> DATA PROVIDED:
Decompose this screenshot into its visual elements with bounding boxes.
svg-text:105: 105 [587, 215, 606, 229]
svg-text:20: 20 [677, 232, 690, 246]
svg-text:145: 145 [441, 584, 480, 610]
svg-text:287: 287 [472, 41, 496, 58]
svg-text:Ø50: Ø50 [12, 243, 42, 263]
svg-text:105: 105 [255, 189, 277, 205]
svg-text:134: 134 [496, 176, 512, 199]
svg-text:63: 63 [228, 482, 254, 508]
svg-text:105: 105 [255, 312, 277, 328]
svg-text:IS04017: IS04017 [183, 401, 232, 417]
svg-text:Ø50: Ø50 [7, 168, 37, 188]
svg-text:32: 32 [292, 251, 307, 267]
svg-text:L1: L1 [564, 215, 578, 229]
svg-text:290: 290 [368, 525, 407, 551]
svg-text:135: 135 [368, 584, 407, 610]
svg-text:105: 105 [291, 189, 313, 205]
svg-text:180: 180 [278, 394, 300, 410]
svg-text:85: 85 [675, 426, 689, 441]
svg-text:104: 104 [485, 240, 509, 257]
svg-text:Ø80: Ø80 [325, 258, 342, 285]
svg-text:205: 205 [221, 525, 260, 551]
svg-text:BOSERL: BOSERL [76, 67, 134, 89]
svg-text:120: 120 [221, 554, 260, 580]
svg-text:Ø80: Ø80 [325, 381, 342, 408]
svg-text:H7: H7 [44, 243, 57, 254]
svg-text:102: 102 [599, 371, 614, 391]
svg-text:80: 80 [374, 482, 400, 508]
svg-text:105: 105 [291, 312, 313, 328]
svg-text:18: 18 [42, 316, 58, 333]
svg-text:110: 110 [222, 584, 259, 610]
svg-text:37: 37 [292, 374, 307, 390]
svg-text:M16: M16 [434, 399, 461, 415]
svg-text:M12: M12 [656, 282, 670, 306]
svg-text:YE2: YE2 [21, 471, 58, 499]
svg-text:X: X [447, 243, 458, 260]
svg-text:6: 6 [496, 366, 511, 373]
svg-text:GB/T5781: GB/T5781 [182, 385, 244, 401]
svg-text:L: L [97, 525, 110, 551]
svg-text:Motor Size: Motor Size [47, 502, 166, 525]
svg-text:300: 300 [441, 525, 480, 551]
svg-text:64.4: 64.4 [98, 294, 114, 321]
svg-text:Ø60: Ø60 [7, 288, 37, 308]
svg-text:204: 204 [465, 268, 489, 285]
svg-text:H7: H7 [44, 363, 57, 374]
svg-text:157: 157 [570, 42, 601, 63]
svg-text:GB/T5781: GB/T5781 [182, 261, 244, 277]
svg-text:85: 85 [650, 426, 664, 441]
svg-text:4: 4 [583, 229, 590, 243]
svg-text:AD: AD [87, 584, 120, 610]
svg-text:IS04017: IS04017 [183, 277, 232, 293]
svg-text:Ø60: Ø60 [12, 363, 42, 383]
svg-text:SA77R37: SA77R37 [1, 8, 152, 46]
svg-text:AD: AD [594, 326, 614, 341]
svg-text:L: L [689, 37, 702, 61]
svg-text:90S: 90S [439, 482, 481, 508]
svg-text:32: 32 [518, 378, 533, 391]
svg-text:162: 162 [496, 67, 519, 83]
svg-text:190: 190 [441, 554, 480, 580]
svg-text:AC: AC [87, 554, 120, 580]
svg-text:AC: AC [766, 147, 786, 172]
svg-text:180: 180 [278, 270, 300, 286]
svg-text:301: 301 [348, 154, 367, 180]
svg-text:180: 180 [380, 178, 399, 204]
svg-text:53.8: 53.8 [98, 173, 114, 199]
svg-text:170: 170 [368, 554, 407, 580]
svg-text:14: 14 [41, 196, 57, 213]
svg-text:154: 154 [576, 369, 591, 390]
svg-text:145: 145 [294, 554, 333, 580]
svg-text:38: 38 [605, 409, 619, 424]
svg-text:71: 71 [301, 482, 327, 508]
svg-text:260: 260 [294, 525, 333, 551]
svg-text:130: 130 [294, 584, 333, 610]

...

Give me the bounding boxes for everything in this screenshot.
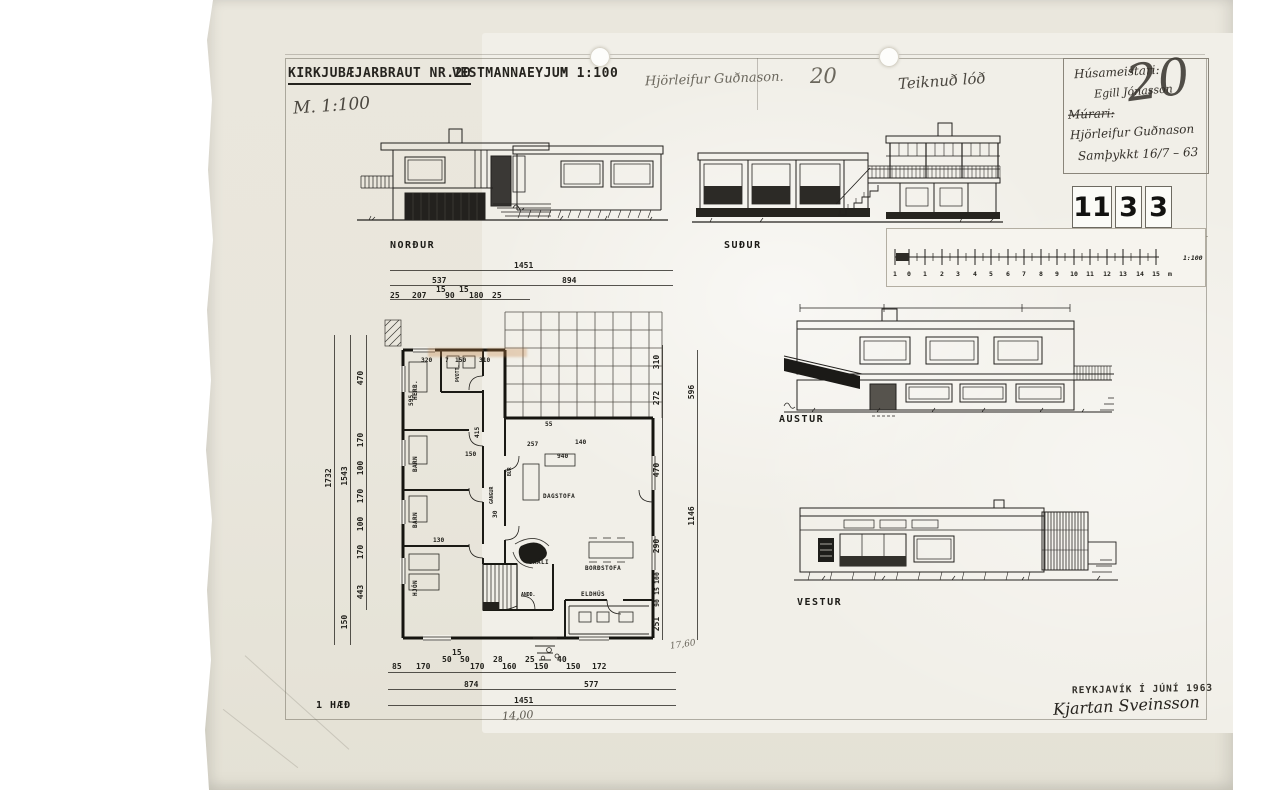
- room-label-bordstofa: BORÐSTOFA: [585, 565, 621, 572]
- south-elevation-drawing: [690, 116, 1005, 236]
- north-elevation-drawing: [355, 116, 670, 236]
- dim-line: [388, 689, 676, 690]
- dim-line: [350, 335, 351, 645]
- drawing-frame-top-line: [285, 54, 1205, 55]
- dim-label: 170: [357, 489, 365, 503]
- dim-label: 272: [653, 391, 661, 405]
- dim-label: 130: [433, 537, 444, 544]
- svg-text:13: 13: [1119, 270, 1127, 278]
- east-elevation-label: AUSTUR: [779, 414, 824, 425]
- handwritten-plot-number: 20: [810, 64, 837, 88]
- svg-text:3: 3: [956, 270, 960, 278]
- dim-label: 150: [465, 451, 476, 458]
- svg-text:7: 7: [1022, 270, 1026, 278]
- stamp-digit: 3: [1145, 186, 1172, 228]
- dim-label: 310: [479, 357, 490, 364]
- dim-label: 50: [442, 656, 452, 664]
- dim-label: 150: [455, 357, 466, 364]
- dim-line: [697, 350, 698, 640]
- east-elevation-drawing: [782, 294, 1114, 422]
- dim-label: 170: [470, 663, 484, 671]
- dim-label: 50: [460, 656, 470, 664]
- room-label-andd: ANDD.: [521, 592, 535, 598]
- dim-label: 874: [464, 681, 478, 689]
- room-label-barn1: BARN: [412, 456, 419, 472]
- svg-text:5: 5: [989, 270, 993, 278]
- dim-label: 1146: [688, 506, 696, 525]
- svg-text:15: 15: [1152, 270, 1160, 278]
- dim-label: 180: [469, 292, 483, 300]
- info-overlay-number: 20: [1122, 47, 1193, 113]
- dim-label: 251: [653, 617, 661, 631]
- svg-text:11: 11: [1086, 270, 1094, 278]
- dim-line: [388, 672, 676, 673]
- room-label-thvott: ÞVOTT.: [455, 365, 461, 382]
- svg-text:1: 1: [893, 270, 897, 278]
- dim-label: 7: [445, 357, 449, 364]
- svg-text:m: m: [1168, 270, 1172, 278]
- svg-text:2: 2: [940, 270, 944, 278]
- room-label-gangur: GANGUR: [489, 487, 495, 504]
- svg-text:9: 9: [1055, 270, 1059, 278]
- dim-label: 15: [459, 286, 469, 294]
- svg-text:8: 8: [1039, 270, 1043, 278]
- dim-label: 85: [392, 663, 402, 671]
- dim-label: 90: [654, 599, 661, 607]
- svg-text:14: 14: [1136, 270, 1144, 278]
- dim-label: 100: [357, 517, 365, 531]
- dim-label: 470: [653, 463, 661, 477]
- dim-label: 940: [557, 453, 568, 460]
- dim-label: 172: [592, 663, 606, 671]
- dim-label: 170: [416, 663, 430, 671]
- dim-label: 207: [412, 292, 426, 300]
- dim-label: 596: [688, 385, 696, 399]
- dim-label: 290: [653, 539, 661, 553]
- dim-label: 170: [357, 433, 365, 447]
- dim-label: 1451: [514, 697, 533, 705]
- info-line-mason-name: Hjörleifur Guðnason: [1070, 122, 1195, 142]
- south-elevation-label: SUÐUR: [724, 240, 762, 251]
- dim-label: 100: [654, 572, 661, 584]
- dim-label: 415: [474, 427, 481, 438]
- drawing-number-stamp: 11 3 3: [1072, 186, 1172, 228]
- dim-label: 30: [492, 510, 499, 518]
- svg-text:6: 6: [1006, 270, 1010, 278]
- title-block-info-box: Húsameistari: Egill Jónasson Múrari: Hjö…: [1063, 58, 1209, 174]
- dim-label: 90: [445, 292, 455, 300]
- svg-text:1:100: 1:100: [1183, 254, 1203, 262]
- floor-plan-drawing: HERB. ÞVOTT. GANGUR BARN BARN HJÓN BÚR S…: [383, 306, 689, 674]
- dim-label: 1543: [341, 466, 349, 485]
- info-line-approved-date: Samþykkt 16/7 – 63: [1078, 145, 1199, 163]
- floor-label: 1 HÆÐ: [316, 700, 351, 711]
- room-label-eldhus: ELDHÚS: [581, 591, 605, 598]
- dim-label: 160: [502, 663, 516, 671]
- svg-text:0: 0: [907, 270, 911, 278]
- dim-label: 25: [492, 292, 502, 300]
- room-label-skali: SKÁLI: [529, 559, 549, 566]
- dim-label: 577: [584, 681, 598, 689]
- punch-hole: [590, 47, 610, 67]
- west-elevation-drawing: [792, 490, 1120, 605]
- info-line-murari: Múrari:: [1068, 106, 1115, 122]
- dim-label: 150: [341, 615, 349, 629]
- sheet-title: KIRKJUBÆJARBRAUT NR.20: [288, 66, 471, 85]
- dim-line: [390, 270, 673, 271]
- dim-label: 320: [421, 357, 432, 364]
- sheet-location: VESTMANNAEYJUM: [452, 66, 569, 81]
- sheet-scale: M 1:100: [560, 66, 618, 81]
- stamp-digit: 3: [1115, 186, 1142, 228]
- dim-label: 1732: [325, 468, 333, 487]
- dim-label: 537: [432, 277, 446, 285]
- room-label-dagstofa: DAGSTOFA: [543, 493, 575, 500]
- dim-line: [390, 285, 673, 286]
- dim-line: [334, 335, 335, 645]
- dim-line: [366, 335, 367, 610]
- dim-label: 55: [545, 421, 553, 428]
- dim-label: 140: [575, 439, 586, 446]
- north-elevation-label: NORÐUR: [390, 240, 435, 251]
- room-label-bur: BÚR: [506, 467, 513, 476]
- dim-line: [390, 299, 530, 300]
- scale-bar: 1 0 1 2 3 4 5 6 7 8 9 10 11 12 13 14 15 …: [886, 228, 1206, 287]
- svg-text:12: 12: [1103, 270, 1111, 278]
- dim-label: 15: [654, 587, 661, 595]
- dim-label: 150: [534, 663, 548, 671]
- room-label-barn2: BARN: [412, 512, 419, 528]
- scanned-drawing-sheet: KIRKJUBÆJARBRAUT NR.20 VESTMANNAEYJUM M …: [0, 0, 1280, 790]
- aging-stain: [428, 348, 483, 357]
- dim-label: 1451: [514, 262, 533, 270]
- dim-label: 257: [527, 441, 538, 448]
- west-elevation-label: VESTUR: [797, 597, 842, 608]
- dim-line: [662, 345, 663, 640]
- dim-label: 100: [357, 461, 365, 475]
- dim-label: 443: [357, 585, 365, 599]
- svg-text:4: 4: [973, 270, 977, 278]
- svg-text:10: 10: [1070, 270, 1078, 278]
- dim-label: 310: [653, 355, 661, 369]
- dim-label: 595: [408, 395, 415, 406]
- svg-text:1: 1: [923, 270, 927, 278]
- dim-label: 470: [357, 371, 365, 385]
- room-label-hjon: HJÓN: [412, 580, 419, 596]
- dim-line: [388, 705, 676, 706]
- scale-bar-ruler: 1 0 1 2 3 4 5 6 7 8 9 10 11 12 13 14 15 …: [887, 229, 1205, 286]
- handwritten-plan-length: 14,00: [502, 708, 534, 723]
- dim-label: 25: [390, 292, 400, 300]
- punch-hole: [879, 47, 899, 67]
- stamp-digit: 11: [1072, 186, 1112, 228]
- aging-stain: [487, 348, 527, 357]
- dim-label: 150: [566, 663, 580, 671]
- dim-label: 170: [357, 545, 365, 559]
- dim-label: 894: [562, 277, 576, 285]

* * *

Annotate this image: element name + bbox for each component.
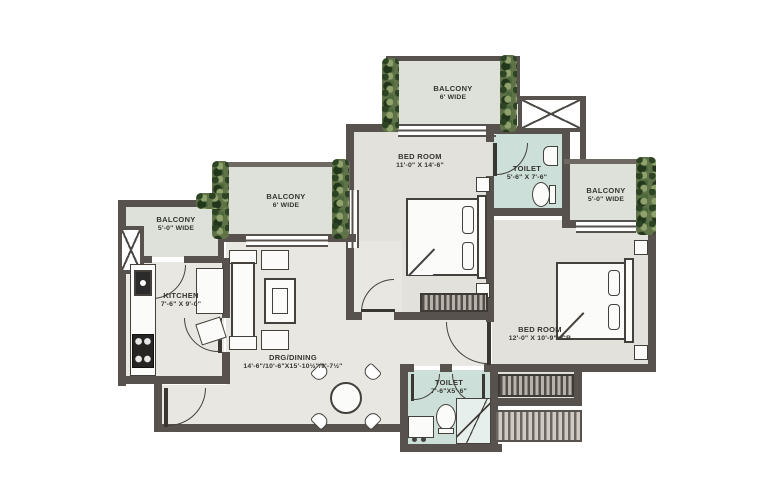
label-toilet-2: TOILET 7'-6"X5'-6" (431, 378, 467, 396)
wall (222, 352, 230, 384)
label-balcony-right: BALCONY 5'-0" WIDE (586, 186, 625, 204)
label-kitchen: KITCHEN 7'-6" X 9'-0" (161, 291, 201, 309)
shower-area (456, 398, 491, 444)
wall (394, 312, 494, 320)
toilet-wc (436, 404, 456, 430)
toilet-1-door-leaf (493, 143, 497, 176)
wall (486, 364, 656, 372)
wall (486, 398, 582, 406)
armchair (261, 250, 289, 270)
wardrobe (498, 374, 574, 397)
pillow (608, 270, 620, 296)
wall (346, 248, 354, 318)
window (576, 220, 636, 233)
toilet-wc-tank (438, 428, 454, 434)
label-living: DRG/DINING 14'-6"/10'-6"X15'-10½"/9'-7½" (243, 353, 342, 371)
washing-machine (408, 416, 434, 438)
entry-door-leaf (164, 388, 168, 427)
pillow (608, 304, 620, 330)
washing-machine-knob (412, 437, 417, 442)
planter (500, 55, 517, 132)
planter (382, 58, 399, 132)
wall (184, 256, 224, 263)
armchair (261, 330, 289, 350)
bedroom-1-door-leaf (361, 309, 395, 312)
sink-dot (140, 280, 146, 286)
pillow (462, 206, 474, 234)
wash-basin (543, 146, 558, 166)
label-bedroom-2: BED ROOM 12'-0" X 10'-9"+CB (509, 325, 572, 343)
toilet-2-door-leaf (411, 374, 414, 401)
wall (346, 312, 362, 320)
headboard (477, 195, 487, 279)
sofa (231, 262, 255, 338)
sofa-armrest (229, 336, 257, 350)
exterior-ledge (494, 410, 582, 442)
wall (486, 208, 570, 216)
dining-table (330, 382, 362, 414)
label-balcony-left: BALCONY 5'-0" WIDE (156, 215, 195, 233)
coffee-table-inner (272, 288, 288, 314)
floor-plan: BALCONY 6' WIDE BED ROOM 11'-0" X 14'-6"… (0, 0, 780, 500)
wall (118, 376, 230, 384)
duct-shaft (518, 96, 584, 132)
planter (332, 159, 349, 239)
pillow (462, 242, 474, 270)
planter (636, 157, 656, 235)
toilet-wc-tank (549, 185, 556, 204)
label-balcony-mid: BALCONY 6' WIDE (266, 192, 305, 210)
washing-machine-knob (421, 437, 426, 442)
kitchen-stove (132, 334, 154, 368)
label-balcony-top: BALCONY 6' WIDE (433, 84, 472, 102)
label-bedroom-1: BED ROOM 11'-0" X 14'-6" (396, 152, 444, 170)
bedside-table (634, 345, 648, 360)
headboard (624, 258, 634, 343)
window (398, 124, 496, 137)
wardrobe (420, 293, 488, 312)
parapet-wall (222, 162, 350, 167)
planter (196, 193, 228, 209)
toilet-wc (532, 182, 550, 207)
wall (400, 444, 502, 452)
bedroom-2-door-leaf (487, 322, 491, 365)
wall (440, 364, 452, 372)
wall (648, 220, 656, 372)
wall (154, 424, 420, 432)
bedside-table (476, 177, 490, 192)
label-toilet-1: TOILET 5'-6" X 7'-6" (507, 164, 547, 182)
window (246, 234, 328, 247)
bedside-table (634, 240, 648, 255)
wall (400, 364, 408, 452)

> WRITTEN REQUEST: Update the records from the line with "- room-label-bordstofa: BORÐSTOFA: [585, 565, 621, 572]" to the line with "- svg-text:3: 3: [956, 270, 960, 278]", replacing "dim-label" with "dimension-label" and leaving everything else unchanged.

> FULL ANSWER:
- room-label-bordstofa: BORÐSTOFA: [585, 565, 621, 572]
- south-elevation-drawing: [690, 116, 1005, 236]
- north-elevation-drawing: [355, 116, 670, 236]
- dim-line: [388, 689, 676, 690]
- dim-line: [350, 335, 351, 645]
- drawing-frame-top-line: [285, 54, 1205, 55]
- dimension-label: 170: [357, 489, 365, 503]
- dimension-label: 272: [653, 391, 661, 405]
- dimension-label: 130: [433, 537, 444, 544]
- svg-text:13: 13: [1119, 270, 1127, 278]
- east-elevation-label: AUSTUR: [779, 414, 824, 425]
- handwritten-plot-number: 20: [810, 64, 837, 88]
- svg-text:3: 3: [956, 270, 960, 278]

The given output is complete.